→ Records for processing:
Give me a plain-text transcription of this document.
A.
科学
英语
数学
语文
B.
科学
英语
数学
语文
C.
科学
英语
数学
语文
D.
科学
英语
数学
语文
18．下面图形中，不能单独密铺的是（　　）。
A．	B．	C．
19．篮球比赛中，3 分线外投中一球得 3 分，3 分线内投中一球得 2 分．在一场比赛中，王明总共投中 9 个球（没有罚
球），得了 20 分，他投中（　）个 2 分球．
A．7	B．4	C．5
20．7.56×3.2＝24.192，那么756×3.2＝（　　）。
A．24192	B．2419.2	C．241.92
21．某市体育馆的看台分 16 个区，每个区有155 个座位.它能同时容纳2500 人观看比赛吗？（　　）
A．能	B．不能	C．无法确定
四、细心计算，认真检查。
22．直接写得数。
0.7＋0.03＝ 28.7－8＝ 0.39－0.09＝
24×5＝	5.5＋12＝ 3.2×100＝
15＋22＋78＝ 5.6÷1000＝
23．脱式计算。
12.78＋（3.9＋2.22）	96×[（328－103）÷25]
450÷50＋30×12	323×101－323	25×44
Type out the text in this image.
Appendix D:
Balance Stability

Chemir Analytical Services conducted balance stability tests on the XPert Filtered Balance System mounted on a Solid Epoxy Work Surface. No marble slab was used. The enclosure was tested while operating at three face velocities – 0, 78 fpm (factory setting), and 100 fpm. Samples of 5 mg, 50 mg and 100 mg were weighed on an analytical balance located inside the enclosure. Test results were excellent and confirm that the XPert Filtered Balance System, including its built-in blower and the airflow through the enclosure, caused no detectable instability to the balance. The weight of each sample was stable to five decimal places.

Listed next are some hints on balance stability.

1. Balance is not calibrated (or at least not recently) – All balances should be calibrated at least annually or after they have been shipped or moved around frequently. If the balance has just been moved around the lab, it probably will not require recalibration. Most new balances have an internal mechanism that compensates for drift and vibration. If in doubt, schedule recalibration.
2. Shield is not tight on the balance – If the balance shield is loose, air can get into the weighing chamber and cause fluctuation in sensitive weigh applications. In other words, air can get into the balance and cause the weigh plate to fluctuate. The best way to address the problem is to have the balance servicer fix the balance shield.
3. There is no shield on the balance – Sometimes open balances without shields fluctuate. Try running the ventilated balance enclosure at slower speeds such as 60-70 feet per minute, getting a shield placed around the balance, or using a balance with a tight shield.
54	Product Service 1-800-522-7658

→ Objective:
Your task is to repeat every entry exactly.

→ Output for this task:
Give me a plain-text transcription of this document.
A.
科学
英语
数学
语文
B.
科学
英语
数学
语文
C.
科学
英语
数学
语文
D.
科学
英语
数学
语文
18．下面图形中，不能单独密铺的是（　　）。
A．	B．	C．
19．篮球比赛中，3 分线外投中一球得 3 分，3 分线内投中一球得 2 分．在一场比赛中，王明总共投中 9 个球（没有罚
球），得了 20 分，他投中（　）个 2 分球．
A．7	B．4	C．5
20．7.56×3.2＝24.192，那么756×3.2＝（　　）。
A．24192	B．2419.2	C．241.92
21．某市体育馆的看台分 16 个区，每个区有155 个座位.它能同时容纳2500 人观看比赛吗？（　　）
A．能	B．不能	C．无法确定
四、细心计算，认真检查。
22．直接写得数。
0.7＋0.03＝ 28.7－8＝ 0.39－0.09＝
24×5＝	5.5＋12＝ 3.2×100＝
15＋22＋78＝ 5.6÷1000＝
23．脱式计算。
12.78＋（3.9＋2.22）	96×[（328－103）÷25]
450÷50＋30×12	323×101－323	25×44
Type out the text in this image.
Appendix D:
Balance Stability

Chemir Analytical Services conducted balance stability tests on the XPert Filtered Balance System mounted on a Solid Epoxy Work Surface. No marble slab was used. The enclosure was tested while operating at three face velocities – 0, 78 fpm (factory setting), and 100 fpm. Samples of 5 mg, 50 mg and 100 mg were weighed on an analytical balance located inside the enclosure. Test results were excellent and confirm that the XPert Filtered Balance System, including its built-in blower and the airflow through the enclosure, caused no detectable instability to the balance. The weight of each sample was stable to five decimal places.

Listed next are some hints on balance stability.

1. Balance is not calibrated (or at least not recently) – All balances should be calibrated at least annually or after they have been shipped or moved around frequently. If the balance has just been moved around the lab, it probably will not require recalibration. Most new balances have an internal mechanism that compensates for drift and vibration. If in doubt, schedule recalibration.
2. Shield is not tight on the balance – If the balance shield is loose, air can get into the weighing chamber and cause fluctuation in sensitive weigh applications. In other words, air can get into the balance and cause the weigh plate to fluctuate. The best way to address the problem is to have the balance servicer fix the balance shield.
3. There is no shield on the balance – Sometimes open balances without shields fluctuate. Try running the ventilated balance enclosure at slower speeds such as 60-70 feet per minute, getting a shield placed around the balance, or using a balance with a tight shield.
54	Product Service 1-800-522-7658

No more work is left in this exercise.